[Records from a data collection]
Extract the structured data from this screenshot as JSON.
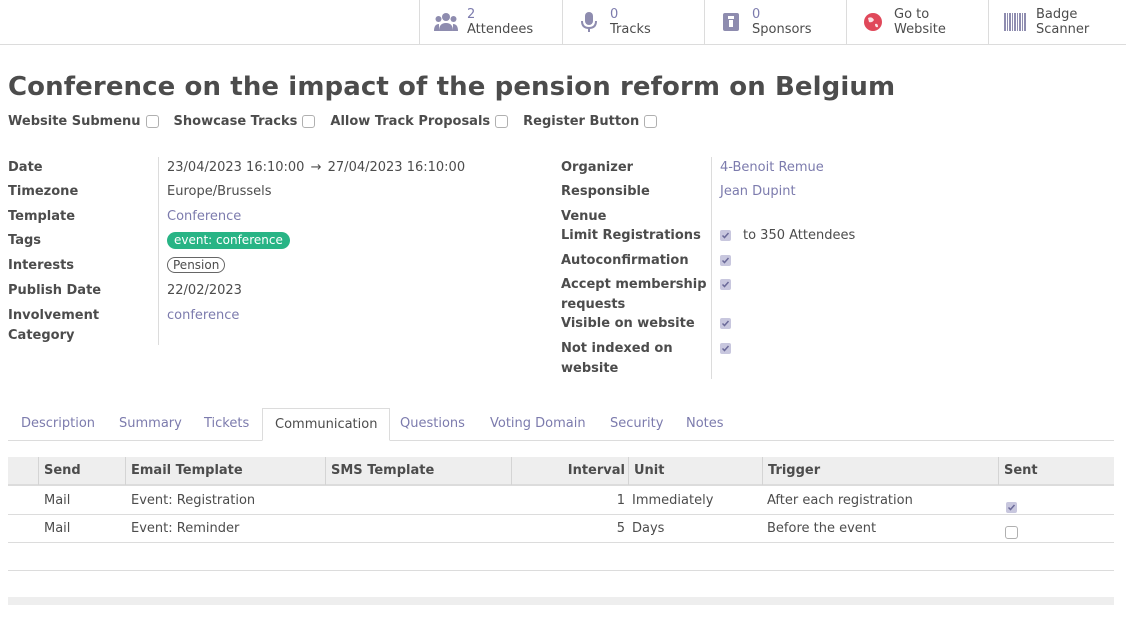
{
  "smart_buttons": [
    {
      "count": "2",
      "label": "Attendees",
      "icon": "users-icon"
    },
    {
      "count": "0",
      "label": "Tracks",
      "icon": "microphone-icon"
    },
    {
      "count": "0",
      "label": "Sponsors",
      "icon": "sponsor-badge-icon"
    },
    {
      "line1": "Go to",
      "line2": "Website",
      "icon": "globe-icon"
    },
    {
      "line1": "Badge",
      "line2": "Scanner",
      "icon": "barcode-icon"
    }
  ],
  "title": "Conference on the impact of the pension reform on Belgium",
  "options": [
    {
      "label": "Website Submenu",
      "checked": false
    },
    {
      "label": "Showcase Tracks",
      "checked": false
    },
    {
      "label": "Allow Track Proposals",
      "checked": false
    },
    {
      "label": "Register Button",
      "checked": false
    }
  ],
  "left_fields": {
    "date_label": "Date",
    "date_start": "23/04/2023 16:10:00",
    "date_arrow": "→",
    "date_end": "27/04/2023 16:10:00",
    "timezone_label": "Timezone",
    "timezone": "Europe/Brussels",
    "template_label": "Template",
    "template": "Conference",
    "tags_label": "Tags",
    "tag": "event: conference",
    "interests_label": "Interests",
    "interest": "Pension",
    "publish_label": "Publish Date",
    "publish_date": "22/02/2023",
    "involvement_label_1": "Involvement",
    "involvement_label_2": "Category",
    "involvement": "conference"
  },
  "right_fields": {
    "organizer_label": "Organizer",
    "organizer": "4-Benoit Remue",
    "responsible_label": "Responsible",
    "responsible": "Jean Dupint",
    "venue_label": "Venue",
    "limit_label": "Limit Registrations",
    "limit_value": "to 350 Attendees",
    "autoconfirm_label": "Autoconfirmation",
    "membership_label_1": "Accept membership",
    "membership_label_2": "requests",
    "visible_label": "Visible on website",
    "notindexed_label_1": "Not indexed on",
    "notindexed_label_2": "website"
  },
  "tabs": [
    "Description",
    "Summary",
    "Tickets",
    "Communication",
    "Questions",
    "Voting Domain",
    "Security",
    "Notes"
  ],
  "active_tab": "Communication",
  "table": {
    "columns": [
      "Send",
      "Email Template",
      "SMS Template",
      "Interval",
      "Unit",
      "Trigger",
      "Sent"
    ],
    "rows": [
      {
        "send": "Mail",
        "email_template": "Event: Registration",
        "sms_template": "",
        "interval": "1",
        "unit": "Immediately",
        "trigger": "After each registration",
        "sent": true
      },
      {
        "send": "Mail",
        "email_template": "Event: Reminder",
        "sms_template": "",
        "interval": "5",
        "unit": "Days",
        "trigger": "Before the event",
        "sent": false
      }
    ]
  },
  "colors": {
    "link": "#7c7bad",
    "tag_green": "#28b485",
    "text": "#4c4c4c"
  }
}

▶ SHORT PROBLEM:
From the listing above, collect every line that mentions the word "Attendees".

▶ THE RESPONSE:
      "label": "Attendees",
    "limit_value": "to 350 Attendees",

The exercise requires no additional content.